• Problem requirements: Wherever a line in the data below holds "C₁₀³", copy that line.

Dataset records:
** start **

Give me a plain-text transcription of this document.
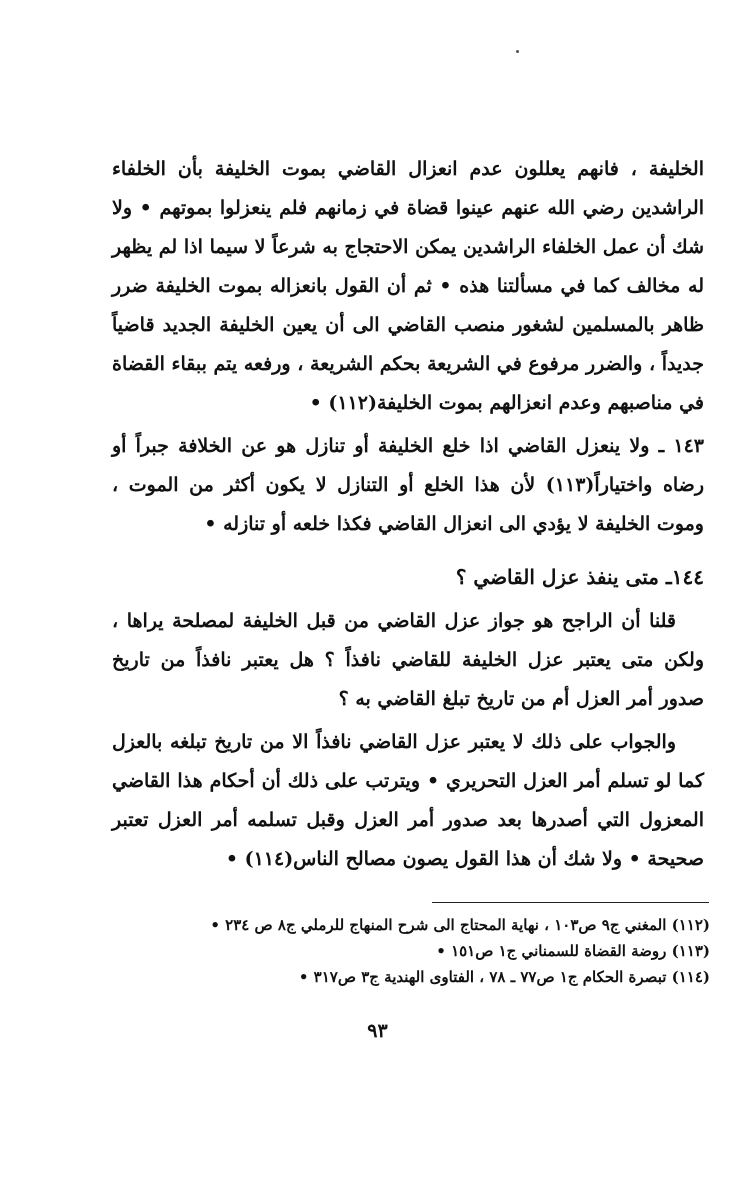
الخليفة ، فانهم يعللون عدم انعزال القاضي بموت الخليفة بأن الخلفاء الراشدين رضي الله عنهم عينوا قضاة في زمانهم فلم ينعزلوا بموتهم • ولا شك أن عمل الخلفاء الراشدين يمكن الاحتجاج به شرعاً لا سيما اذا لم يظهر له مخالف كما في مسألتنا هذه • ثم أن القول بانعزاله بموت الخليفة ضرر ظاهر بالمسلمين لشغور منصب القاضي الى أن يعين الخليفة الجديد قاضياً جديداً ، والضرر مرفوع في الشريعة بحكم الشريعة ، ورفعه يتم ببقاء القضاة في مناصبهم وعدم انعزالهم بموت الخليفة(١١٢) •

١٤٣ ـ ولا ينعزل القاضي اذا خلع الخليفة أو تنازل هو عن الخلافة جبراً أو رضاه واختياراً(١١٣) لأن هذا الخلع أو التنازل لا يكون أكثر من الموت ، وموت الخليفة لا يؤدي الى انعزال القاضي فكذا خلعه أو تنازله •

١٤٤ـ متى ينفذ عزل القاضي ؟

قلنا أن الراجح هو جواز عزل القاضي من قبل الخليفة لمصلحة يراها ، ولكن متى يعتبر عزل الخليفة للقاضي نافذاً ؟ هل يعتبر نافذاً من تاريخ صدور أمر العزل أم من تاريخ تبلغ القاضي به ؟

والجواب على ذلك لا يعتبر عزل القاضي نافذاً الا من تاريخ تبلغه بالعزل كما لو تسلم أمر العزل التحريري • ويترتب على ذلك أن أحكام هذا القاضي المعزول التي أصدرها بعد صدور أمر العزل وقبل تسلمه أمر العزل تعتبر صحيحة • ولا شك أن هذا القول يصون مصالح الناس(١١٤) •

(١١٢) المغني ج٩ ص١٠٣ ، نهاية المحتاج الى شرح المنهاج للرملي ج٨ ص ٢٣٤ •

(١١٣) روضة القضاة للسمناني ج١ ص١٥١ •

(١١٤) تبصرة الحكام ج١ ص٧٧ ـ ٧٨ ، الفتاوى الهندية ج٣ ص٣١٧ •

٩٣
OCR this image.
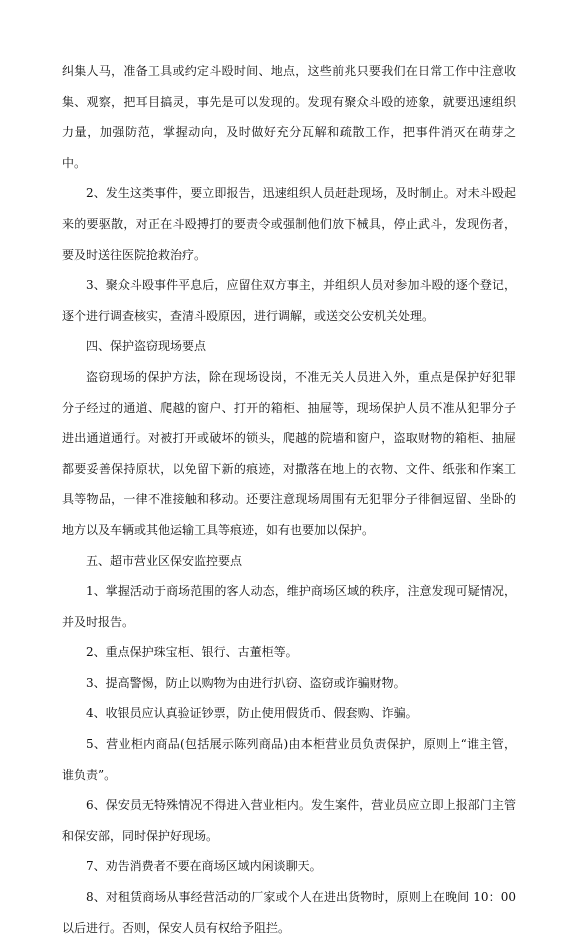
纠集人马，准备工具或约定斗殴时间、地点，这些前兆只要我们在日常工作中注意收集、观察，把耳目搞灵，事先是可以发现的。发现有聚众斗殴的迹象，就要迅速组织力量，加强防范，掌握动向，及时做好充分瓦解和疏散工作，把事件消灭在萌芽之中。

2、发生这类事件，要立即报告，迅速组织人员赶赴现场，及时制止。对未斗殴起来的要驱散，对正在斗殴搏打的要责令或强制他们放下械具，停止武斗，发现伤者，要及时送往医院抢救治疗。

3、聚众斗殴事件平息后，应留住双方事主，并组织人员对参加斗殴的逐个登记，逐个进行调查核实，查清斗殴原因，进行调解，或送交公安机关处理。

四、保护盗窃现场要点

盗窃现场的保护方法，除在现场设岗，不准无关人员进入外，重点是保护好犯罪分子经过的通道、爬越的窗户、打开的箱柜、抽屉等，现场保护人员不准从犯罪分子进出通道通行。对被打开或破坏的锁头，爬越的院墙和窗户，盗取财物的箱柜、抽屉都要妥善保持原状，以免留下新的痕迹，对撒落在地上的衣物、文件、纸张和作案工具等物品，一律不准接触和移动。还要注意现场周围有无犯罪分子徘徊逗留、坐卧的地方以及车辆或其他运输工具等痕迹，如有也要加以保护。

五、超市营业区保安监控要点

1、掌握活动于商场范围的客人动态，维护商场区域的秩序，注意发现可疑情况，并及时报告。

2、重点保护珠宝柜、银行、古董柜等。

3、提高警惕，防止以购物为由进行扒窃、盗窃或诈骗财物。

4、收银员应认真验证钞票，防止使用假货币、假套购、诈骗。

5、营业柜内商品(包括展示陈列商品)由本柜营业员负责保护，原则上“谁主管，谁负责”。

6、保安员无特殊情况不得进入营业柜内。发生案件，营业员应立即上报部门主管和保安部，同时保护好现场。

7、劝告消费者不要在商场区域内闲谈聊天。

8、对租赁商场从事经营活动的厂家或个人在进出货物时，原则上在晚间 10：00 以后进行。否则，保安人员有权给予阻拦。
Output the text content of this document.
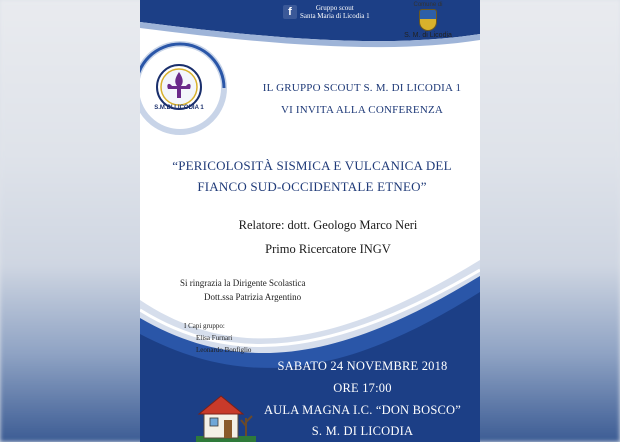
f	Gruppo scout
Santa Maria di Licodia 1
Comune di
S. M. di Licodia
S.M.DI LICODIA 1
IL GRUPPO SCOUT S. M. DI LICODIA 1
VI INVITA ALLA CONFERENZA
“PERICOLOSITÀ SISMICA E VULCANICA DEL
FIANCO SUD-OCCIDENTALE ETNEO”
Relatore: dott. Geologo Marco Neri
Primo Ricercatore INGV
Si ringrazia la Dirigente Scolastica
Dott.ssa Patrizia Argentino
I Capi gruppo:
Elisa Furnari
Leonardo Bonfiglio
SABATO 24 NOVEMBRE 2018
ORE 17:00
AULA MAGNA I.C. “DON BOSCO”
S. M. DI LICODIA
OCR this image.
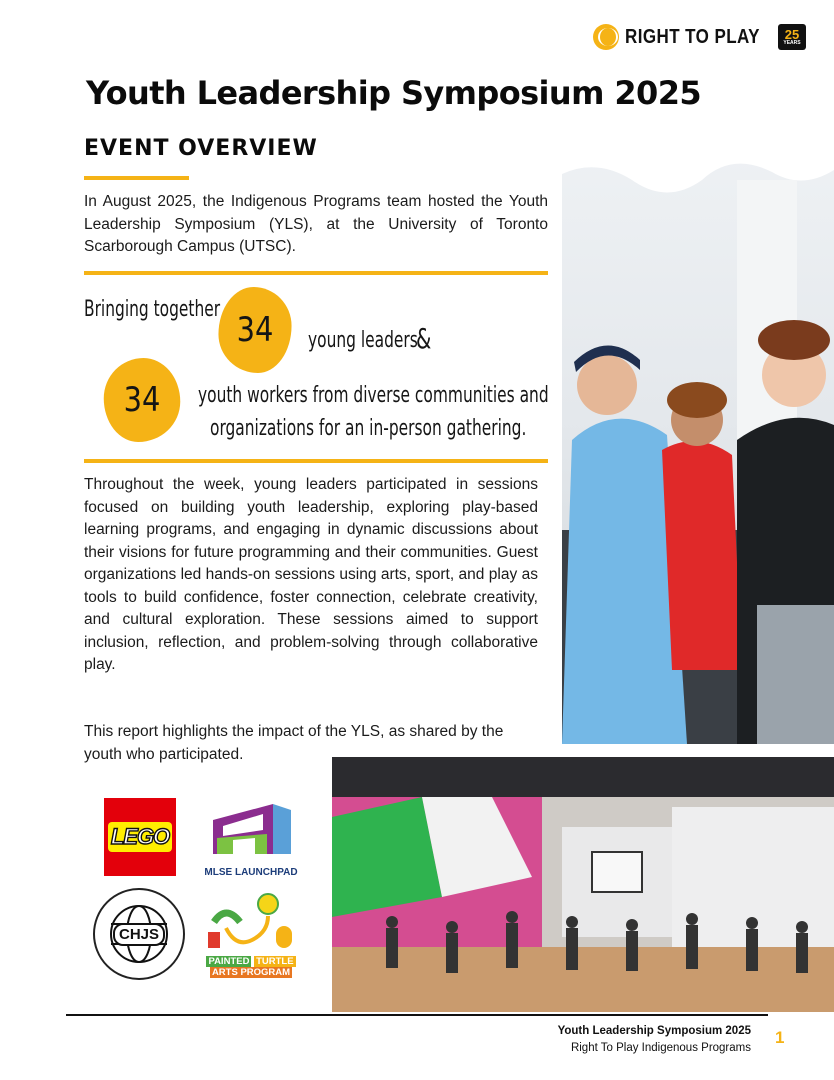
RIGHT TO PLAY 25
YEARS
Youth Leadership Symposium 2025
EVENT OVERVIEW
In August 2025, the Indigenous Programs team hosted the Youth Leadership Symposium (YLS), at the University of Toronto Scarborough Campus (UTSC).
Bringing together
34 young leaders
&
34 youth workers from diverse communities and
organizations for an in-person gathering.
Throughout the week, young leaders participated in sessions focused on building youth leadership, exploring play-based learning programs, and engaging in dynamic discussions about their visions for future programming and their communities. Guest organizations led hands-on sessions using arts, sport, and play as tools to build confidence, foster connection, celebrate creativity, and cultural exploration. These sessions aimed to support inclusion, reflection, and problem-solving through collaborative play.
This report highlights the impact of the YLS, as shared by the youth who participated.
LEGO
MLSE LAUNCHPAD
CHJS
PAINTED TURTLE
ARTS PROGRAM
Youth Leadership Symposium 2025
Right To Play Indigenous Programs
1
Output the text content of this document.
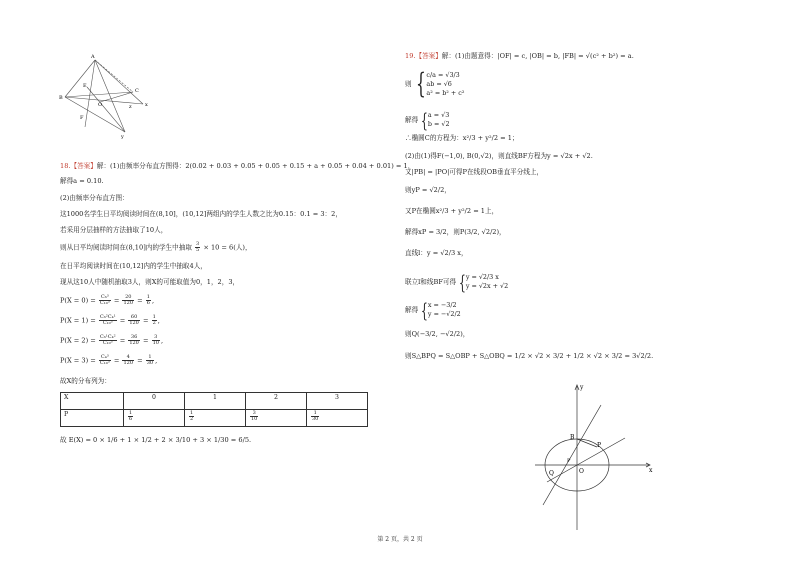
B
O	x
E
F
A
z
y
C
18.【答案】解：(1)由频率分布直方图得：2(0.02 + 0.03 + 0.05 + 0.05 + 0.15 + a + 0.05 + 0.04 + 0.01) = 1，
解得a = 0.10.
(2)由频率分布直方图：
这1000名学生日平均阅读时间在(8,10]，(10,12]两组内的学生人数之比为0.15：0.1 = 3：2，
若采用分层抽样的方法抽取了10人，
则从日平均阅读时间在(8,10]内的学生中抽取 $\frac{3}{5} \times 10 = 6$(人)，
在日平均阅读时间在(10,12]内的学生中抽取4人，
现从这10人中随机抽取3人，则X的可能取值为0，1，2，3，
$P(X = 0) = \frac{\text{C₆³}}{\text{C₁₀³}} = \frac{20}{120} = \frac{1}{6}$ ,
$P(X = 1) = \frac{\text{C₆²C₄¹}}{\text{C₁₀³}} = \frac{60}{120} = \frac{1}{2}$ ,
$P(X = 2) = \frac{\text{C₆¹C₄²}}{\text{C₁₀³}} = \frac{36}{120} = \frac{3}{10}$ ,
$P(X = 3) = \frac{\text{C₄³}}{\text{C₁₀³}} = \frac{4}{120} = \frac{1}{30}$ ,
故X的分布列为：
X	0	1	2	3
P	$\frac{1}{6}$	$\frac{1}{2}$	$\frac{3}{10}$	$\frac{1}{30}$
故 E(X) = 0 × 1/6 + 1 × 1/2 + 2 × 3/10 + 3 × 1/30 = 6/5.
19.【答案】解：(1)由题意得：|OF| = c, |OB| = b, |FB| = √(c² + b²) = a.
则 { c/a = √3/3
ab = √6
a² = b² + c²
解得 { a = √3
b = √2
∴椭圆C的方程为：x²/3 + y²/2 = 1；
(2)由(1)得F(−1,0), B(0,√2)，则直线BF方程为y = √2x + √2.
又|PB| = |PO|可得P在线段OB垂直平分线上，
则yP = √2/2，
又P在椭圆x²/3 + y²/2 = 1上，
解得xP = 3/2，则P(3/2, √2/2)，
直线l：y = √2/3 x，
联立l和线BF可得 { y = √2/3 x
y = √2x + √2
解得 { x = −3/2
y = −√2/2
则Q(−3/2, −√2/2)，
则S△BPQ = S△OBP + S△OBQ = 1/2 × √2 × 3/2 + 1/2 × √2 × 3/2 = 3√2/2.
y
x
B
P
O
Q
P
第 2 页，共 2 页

** end **

• Written response:
$P(X = 0) = \frac{\text{C₆³}}{\text{C₁₀³}} = \frac{20}{120} = \frac{1}{6}$ ,
$P(X = 1) = \frac{\text{C₆²C₄¹}}{\text{C₁₀³}} = \frac{60}{120} = \frac{1}{2}$ ,
$P(X = 2) = \frac{\text{C₆¹C₄²}}{\text{C₁₀³}} = \frac{36}{120} = \frac{3}{10}$ ,
$P(X = 3) = \frac{\text{C₄³}}{\text{C₁₀³}} = \frac{4}{120} = \frac{1}{30}$ ,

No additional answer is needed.